→ **Material supplied**
****************
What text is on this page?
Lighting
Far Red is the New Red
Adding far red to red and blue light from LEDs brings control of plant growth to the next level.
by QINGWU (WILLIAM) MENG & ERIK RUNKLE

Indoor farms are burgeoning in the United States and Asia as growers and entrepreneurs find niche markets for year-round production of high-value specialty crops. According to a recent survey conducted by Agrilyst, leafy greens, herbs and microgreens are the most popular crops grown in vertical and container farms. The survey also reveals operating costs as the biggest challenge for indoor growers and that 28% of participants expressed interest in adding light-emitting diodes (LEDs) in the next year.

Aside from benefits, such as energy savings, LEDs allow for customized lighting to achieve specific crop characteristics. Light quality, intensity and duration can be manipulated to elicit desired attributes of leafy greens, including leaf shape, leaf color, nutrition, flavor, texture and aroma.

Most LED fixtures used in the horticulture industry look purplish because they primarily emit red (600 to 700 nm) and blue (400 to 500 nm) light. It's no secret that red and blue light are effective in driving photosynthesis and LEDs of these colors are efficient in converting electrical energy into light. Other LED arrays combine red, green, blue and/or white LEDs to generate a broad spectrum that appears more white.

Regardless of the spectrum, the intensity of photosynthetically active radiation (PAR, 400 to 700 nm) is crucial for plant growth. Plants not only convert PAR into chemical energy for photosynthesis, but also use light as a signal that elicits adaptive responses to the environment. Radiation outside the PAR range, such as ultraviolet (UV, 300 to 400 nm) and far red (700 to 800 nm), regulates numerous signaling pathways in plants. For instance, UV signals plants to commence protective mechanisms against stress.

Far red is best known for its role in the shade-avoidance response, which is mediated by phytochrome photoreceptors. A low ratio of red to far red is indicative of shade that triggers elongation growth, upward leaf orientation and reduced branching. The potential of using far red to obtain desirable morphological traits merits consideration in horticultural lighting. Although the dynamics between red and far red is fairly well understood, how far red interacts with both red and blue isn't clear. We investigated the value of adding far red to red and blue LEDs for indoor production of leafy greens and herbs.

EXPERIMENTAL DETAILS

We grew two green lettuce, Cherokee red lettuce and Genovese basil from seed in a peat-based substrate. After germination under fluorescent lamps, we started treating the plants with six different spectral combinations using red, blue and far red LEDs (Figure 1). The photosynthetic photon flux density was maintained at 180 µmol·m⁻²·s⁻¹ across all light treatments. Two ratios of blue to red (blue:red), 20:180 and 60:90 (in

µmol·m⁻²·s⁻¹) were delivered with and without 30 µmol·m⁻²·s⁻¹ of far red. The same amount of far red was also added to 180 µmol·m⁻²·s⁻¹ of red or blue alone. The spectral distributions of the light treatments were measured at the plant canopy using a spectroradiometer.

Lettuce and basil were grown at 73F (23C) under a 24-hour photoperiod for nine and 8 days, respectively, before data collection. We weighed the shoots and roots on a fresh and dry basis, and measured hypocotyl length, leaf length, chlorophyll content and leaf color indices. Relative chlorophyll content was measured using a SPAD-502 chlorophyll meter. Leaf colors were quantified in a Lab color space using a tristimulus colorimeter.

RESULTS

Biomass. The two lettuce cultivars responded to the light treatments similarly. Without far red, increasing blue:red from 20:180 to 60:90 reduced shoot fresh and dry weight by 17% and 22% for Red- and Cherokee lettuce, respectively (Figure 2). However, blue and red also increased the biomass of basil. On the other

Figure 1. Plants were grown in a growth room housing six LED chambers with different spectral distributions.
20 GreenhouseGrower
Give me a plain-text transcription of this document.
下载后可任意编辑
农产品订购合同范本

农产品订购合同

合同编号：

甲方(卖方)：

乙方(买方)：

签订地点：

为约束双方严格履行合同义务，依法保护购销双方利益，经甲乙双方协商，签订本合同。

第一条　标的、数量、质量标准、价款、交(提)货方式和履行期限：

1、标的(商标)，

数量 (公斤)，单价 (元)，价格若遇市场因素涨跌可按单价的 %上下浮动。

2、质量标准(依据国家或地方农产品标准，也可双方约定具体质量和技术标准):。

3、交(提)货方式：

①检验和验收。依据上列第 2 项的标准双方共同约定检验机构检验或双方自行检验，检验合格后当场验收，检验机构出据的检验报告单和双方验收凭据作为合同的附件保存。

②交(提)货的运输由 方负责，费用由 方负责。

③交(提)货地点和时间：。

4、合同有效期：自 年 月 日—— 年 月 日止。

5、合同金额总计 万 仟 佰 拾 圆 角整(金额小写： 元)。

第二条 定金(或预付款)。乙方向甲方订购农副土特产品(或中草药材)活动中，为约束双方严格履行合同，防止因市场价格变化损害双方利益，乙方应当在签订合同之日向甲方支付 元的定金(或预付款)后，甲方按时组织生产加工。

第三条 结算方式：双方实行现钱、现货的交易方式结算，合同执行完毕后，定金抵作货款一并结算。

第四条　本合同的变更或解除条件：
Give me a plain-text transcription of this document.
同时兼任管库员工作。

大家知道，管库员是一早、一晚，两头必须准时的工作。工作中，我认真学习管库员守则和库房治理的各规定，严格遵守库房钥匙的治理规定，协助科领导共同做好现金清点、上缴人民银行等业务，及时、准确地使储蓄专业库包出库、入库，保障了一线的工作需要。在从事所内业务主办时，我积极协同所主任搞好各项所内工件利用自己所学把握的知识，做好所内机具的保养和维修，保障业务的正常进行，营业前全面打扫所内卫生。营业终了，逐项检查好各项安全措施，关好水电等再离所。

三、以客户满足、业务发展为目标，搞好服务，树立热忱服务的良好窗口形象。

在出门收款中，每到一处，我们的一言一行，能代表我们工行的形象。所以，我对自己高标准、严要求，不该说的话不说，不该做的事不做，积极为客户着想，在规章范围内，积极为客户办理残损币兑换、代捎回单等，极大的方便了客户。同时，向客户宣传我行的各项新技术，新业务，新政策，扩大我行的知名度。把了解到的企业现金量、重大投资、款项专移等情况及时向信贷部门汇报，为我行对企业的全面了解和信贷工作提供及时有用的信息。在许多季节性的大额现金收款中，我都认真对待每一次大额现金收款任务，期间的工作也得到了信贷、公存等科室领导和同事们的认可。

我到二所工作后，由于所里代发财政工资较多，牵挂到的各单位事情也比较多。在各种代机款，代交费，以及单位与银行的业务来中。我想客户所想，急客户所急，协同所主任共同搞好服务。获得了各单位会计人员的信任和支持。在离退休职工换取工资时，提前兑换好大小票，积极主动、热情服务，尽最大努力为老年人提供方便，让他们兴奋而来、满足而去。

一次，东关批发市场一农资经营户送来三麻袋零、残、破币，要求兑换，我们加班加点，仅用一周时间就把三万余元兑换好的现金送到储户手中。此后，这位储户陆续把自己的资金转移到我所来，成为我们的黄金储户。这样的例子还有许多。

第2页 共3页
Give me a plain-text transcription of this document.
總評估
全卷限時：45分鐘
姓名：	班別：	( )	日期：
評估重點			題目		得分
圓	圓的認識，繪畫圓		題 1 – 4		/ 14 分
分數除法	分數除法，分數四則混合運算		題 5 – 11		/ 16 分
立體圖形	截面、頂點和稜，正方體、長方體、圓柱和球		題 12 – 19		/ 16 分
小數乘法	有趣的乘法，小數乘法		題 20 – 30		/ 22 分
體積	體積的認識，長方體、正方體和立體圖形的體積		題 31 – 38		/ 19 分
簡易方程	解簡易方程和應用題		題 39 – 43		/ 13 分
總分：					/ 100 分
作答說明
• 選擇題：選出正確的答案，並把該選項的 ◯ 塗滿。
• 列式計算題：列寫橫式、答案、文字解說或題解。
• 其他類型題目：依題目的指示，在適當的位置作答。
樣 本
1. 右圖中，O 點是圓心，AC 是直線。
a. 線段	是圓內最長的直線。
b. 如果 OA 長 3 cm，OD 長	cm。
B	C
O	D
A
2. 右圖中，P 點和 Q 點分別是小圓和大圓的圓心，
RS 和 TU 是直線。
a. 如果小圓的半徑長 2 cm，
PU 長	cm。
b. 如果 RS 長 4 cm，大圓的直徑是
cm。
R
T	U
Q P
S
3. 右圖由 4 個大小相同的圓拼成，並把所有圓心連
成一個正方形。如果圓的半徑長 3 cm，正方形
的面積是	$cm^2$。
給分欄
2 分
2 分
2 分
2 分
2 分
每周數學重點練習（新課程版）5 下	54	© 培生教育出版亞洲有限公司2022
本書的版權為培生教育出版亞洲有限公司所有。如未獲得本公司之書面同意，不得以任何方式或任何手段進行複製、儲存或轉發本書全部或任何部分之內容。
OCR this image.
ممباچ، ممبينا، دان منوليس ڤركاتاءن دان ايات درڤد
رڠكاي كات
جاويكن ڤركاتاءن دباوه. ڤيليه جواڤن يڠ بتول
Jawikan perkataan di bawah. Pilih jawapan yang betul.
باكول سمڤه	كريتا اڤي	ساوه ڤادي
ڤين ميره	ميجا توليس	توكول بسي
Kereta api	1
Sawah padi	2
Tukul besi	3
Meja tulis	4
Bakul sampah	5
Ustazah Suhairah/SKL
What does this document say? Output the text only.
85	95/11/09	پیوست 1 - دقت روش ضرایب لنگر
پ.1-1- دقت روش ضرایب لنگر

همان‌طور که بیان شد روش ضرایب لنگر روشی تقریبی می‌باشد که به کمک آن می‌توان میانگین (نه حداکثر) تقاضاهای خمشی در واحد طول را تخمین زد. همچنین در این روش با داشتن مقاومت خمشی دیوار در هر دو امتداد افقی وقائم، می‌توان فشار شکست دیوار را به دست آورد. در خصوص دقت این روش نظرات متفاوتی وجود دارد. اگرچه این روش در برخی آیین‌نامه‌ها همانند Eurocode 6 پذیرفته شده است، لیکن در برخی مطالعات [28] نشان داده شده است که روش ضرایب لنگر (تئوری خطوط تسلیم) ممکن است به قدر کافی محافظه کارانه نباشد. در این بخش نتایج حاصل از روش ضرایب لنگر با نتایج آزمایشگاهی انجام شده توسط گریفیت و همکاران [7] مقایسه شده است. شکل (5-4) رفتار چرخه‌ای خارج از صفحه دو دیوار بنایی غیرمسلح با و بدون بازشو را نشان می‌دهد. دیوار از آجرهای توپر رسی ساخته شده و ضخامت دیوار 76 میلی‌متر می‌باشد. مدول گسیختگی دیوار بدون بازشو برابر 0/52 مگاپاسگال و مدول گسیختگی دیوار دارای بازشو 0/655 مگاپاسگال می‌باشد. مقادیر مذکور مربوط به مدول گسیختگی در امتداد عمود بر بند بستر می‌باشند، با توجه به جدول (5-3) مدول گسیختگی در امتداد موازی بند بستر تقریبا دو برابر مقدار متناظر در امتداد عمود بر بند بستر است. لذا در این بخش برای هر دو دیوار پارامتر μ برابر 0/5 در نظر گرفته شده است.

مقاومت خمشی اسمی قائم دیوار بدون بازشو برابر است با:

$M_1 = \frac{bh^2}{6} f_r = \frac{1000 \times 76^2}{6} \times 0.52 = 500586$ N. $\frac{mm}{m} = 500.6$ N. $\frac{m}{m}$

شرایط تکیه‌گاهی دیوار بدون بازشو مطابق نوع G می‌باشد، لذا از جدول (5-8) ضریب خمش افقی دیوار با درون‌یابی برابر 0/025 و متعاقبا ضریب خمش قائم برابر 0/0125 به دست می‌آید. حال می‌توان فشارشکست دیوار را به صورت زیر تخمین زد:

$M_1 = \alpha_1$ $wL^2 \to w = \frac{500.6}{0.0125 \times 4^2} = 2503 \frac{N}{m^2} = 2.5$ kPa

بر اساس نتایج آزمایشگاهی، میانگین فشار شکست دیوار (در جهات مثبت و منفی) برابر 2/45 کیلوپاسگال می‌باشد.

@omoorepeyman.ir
****************
→ **Exercise task**
Work out how many lines of the material above contain the word "fresh", then give only that figure.

→ **Answer to the task**
2